§ DATA RECORDS:
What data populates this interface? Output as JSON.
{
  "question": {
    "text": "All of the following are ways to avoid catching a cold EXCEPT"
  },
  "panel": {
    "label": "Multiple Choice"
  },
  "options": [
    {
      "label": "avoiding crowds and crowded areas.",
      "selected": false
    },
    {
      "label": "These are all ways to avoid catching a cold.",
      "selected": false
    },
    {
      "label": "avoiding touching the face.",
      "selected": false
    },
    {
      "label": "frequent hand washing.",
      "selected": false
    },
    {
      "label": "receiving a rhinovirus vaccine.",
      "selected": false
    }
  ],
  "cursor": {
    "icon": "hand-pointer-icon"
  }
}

§ PROBLEM DESCRIPTION:
Pull out all lines of the data with the string "ways".

§ OUTPUT OF THE EXERCISE:
    "text": "All of the following are ways to avoid catching a cold EXCEPT"
      "label": "These are all ways to avoid catching a cold.",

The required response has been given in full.